WORK INSTRUCTIONS: Set out every line bearing the string "Today".

(Stored data)
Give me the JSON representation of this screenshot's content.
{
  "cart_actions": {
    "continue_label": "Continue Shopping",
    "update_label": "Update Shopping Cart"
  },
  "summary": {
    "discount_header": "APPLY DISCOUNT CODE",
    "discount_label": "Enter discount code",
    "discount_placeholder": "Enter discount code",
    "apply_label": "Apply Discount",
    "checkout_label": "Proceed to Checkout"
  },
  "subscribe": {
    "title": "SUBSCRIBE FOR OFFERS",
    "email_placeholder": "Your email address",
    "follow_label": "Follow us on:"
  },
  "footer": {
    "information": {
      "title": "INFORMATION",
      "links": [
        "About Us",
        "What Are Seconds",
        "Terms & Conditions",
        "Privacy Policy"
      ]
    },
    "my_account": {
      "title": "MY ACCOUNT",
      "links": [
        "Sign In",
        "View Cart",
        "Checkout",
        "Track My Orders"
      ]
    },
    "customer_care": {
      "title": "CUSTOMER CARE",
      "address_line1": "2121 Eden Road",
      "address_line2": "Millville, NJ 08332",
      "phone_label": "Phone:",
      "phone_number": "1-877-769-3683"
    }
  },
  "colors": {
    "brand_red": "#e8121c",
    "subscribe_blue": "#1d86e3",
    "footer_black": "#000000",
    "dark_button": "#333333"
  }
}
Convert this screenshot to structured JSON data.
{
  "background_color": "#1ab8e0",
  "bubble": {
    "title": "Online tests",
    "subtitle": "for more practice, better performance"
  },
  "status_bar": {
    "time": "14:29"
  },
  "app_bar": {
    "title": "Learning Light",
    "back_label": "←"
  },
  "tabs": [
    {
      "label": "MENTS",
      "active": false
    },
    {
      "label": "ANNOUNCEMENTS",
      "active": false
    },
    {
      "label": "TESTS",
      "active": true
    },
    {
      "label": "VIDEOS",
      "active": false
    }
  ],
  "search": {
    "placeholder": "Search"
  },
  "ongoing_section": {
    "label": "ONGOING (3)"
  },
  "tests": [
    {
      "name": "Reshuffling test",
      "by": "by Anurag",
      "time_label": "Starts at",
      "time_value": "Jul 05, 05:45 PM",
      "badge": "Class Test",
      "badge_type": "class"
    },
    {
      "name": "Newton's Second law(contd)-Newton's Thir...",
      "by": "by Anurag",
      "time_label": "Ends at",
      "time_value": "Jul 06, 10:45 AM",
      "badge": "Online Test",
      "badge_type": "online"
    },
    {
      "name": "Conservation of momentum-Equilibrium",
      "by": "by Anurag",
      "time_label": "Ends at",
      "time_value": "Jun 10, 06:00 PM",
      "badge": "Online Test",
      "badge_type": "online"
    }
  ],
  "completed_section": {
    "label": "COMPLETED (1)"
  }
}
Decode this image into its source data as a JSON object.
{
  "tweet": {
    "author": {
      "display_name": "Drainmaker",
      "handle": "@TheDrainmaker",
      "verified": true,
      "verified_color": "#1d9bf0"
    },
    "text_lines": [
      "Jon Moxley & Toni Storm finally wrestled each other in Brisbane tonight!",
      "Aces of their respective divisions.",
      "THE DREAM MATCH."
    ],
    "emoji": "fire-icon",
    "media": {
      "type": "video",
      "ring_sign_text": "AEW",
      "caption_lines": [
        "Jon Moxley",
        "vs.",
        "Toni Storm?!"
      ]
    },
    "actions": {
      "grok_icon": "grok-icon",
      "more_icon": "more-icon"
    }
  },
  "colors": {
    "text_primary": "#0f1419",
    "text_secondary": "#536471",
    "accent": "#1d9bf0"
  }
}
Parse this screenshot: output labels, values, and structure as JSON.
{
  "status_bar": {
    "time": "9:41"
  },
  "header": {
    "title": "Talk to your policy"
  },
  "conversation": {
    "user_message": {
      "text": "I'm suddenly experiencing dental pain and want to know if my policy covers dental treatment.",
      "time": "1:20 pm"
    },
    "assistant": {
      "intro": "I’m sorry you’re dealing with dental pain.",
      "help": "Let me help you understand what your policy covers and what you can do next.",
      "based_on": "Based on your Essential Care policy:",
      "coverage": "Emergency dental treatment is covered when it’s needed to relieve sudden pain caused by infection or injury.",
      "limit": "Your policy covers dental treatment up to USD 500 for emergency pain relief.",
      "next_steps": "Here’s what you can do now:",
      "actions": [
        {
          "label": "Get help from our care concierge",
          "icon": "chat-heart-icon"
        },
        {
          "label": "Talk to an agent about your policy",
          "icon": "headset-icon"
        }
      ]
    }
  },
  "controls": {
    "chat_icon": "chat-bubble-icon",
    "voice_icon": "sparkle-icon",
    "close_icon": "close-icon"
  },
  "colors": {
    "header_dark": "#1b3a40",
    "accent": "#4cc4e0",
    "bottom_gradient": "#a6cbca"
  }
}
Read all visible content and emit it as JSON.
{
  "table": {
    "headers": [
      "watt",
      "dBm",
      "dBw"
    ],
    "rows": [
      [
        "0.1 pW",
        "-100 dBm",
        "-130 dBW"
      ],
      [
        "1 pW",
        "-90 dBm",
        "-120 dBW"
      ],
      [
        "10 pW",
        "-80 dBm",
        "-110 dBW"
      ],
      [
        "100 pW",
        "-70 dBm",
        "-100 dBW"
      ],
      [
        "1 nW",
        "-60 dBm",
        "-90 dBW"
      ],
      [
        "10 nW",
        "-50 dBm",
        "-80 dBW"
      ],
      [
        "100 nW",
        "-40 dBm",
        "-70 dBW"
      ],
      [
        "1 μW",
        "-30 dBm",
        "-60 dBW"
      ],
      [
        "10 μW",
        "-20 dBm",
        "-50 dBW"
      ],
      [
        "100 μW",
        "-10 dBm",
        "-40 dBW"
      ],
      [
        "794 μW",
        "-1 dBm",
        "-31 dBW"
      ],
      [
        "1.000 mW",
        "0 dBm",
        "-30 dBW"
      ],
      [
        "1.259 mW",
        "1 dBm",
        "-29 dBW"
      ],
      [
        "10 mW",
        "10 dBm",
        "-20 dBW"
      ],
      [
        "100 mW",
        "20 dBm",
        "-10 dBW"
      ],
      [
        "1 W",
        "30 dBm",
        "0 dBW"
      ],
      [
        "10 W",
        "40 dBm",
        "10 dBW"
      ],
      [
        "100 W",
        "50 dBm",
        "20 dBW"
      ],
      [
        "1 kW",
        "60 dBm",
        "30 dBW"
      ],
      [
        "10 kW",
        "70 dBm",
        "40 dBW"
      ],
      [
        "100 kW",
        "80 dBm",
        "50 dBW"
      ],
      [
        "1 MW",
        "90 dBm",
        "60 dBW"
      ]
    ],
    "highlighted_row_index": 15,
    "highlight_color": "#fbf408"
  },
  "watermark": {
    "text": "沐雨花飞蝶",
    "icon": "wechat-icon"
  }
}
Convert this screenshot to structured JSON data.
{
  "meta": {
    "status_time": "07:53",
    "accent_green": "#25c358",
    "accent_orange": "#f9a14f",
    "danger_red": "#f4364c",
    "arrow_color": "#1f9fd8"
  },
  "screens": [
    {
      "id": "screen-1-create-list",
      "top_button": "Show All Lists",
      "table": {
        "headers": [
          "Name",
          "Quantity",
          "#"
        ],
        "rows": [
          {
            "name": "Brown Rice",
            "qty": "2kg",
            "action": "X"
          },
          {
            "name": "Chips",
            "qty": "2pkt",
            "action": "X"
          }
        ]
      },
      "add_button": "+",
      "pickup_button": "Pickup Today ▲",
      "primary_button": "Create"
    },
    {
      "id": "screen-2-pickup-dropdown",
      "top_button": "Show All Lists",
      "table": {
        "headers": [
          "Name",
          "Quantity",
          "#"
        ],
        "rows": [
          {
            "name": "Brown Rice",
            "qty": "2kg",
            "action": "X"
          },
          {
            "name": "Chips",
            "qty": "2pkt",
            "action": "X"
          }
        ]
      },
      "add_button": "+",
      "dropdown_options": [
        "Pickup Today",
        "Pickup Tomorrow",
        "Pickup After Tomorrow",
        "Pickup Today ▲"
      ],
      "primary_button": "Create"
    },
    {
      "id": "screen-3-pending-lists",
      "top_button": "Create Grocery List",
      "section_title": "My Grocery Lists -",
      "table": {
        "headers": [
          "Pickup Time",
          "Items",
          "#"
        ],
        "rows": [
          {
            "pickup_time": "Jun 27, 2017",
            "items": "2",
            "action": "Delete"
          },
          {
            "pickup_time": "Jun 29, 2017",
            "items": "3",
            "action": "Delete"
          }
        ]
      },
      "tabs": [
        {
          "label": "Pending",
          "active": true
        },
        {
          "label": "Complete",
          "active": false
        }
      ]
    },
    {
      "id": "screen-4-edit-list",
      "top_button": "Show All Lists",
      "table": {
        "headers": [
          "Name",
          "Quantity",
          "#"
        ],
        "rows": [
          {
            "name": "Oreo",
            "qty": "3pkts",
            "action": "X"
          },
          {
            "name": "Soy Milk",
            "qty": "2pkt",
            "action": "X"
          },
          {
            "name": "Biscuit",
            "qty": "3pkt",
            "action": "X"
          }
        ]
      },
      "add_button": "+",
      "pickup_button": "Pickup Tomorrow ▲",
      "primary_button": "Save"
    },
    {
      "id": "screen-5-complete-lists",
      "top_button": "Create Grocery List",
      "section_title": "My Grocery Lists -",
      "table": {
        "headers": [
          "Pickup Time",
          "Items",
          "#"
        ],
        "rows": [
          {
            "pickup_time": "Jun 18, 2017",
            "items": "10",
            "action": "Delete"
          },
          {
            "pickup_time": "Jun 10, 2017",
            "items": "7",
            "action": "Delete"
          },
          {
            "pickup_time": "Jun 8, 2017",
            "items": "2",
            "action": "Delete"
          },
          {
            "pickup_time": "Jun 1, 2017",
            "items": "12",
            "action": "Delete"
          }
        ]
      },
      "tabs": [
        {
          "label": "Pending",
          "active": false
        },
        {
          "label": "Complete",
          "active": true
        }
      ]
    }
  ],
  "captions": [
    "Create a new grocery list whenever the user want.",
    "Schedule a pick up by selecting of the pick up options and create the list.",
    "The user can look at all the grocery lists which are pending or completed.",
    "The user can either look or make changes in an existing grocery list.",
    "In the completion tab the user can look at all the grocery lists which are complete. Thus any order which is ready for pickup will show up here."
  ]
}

RESULT OF THE EXERCISE:
      "pickup_button": "Pickup Today ▲",
        "Pickup Today",
        "Pickup Today ▲"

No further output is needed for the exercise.